* _TO DO_:
Retype the records that come next, word for word.

* _DATASET EXCERPTS_:

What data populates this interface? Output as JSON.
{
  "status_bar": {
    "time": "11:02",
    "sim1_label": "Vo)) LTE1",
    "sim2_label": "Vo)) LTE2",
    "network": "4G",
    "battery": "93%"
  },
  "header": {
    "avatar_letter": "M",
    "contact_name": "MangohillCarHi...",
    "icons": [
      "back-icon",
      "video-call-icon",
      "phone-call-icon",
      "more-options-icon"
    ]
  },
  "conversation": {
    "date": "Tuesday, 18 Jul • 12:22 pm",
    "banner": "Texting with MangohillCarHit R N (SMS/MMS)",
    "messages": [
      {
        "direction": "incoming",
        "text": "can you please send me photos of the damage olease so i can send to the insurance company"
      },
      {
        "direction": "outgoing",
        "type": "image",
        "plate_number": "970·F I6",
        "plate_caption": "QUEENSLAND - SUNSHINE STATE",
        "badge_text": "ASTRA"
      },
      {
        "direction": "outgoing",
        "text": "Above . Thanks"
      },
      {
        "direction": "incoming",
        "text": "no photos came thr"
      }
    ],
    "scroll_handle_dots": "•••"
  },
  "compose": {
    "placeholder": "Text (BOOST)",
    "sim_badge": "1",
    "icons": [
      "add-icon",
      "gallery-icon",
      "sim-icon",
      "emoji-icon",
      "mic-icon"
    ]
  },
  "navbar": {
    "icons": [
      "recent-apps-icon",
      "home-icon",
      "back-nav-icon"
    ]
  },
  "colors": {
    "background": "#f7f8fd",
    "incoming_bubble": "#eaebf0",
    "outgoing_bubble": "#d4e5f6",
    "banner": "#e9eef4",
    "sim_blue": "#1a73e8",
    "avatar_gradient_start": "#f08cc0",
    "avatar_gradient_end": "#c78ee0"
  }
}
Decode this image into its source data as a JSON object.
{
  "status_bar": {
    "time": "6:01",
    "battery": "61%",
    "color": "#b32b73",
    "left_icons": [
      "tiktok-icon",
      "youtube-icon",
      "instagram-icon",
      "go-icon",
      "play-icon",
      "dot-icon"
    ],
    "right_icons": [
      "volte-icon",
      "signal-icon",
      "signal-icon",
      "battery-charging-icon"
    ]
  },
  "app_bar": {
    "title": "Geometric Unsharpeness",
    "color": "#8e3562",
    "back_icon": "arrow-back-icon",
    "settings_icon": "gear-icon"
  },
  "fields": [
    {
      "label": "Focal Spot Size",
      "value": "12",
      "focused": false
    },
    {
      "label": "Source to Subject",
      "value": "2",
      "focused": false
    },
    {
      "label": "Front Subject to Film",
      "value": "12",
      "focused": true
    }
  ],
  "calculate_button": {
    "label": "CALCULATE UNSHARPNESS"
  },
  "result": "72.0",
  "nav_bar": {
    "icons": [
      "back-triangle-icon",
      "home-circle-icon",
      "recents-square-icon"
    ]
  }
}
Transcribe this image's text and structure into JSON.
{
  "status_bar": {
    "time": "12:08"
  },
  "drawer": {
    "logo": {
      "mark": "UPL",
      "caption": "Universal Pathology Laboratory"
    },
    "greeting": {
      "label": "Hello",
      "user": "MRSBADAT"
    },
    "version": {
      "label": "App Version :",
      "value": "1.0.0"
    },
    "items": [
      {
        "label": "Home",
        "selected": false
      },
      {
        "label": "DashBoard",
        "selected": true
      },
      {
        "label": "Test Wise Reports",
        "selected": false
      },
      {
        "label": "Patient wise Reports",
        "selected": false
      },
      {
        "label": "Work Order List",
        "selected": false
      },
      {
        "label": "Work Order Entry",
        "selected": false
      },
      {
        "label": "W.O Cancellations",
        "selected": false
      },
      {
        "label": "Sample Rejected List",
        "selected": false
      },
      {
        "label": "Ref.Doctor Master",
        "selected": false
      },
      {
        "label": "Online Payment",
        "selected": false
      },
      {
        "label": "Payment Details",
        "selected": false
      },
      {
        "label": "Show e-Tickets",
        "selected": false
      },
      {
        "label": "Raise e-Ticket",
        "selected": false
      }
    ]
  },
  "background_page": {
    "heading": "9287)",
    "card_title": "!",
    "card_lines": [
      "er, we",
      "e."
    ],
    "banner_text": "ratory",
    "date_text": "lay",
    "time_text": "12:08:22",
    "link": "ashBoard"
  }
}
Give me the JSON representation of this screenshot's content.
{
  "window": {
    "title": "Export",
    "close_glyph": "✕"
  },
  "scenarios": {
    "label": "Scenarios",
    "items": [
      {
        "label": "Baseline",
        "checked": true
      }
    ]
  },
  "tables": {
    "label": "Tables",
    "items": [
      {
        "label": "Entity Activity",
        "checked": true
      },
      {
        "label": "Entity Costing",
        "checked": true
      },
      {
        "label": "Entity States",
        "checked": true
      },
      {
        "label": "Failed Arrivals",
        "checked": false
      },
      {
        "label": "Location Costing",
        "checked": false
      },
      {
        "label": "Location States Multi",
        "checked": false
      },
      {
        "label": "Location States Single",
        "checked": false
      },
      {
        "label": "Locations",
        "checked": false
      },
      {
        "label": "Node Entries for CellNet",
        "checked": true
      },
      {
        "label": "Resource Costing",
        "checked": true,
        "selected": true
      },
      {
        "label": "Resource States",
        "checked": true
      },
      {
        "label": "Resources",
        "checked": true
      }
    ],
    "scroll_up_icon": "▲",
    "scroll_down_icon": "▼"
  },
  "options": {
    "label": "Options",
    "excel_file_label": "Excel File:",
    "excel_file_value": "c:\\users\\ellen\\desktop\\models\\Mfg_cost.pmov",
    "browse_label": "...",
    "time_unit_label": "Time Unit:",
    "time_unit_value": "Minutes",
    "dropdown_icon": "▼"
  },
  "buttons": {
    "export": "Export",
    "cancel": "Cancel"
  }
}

* _RESPONSE_:
What data populates this interface? Output as JSON.
{
  "status_bar": {
    "time": "11:02",
    "sim1_label": "Vo)) LTE1",
    "sim2_label": "Vo)) LTE2",
    "network": "4G",
    "battery": "93%"
  },
  "header": {
    "avatar_letter": "M",
    "contact_name": "MangohillCarHi...",
    "icons": [
      "back-icon",
      "video-call-icon",
      "phone-call-icon",
      "more-options-icon"
    ]
  },
  "conversation": {
    "date": "Tuesday, 18 Jul • 12:22 pm",
    "banner": "Texting with MangohillCarHit R N (SMS/MMS)",
    "messages": [
      {
        "direction": "incoming",
        "text": "can you please send me photos of the damage olease so i can send to the insurance company"
      },
      {
        "direction": "outgoing",
        "type": "image",
        "plate_number": "970·F I6",
        "plate_caption": "QUEENSLAND - SUNSHINE STATE",
        "badge_text": "ASTRA"
      },
      {
        "direction": "outgoing",
        "text": "Above . Thanks"
      },
      {
        "direction": "incoming",
        "text": "no photos came thr"
      }
    ],
    "scroll_handle_dots": "•••"
  },
  "compose": {
    "placeholder": "Text (BOOST)",
    "sim_badge": "1",
    "icons": [
      "add-icon",
      "gallery-icon",
      "sim-icon",
      "emoji-icon",
      "mic-icon"
    ]
  },
  "navbar": {
    "icons": [
      "recent-apps-icon",
      "home-icon",
      "back-nav-icon"
    ]
  },
  "colors": {
    "background": "#f7f8fd",
    "incoming_bubble": "#eaebf0",
    "outgoing_bubble": "#d4e5f6",
    "banner": "#e9eef4",
    "sim_blue": "#1a73e8",
    "avatar_gradient_start": "#f08cc0",
    "avatar_gradient_end": "#c78ee0"
  }
}
Decode this image into its source data as a JSON object.
{
  "status_bar": {
    "time": "6:01",
    "battery": "61%",
    "color": "#b32b73",
    "left_icons": [
      "tiktok-icon",
      "youtube-icon",
      "instagram-icon",
      "go-icon",
      "play-icon",
      "dot-icon"
    ],
    "right_icons": [
      "volte-icon",
      "signal-icon",
      "signal-icon",
      "battery-charging-icon"
    ]
  },
  "app_bar": {
    "title": "Geometric Unsharpeness",
    "color": "#8e3562",
    "back_icon": "arrow-back-icon",
    "settings_icon": "gear-icon"
  },
  "fields": [
    {
      "label": "Focal Spot Size",
      "value": "12",
      "focused": false
    },
    {
      "label": "Source to Subject",
      "value": "2",
      "focused": false
    },
    {
      "label": "Front Subject to Film",
      "value": "12",
      "focused": true
    }
  ],
  "calculate_button": {
    "label": "CALCULATE UNSHARPNESS"
  },
  "result": "72.0",
  "nav_bar": {
    "icons": [
      "back-triangle-icon",
      "home-circle-icon",
      "recents-square-icon"
    ]
  }
}
Transcribe this image's text and structure into JSON.
{
  "status_bar": {
    "time": "12:08"
  },
  "drawer": {
    "logo": {
      "mark": "UPL",
      "caption": "Universal Pathology Laboratory"
    },
    "greeting": {
      "label": "Hello",
      "user": "MRSBADAT"
    },
    "version": {
      "label": "App Version :",
      "value": "1.0.0"
    },
    "items": [
      {
        "label": "Home",
        "selected": false
      },
      {
        "label": "DashBoard",
        "selected": true
      },
      {
        "label": "Test Wise Reports",
        "selected": false
      },
      {
        "label": "Patient wise Reports",
        "selected": false
      },
      {
        "label": "Work Order List",
        "selected": false
      },
      {
        "label": "Work Order Entry",
        "selected": false
      },
      {
        "label": "W.O Cancellations",
        "selected": false
      },
      {
        "label": "Sample Rejected List",
        "selected": false
      },
      {
        "label": "Ref.Doctor Master",
        "selected": false
      },
      {
        "label": "Online Payment",
        "selected": false
      },
      {
        "label": "Payment Details",
        "selected": false
      },
      {
        "label": "Show e-Tickets",
        "selected": false
      },
      {
        "label": "Raise e-Ticket",
        "selected": false
      }
    ]
  },
  "background_page": {
    "heading": "9287)",
    "card_title": "!",
    "card_lines": [
      "er, we",
      "e."
    ],
    "banner_text": "ratory",
    "date_text": "lay",
    "time_text": "12:08:22",
    "link": "ashBoard"
  }
}
Give me the JSON representation of this screenshot's content.
{
  "window": {
    "title": "Export",
    "close_glyph": "✕"
  },
  "scenarios": {
    "label": "Scenarios",
    "items": [
      {
        "label": "Baseline",
        "checked": true
      }
    ]
  },
  "tables": {
    "label": "Tables",
    "items": [
      {
        "label": "Entity Activity",
        "checked": true
      },
      {
        "label": "Entity Costing",
        "checked": true
      },
      {
        "label": "Entity States",
        "checked": true
      },
      {
        "label": "Failed Arrivals",
        "checked": false
      },
      {
        "label": "Location Costing",
        "checked": false
      },
      {
        "label": "Location States Multi",
        "checked": false
      },
      {
        "label": "Location States Single",
        "checked": false
      },
      {
        "label": "Locations",
        "checked": false
      },
      {
        "label": "Node Entries for CellNet",
        "checked": true
      },
      {
        "label": "Resource Costing",
        "checked": true,
        "selected": true
      },
      {
        "label": "Resource States",
        "checked": true
      },
      {
        "label": "Resources",
        "checked": true
      }
    ],
    "scroll_up_icon": "▲",
    "scroll_down_icon": "▼"
  },
  "options": {
    "label": "Options",
    "excel_file_label": "Excel File:",
    "excel_file_value": "c:\\users\\ellen\\desktop\\models\\Mfg_cost.pmov",
    "browse_label": "...",
    "time_unit_label": "Time Unit:",
    "time_unit_value": "Minutes",
    "dropdown_icon": "▼"
  },
  "buttons": {
    "export": "Export",
    "cancel": "Cancel"
  }
}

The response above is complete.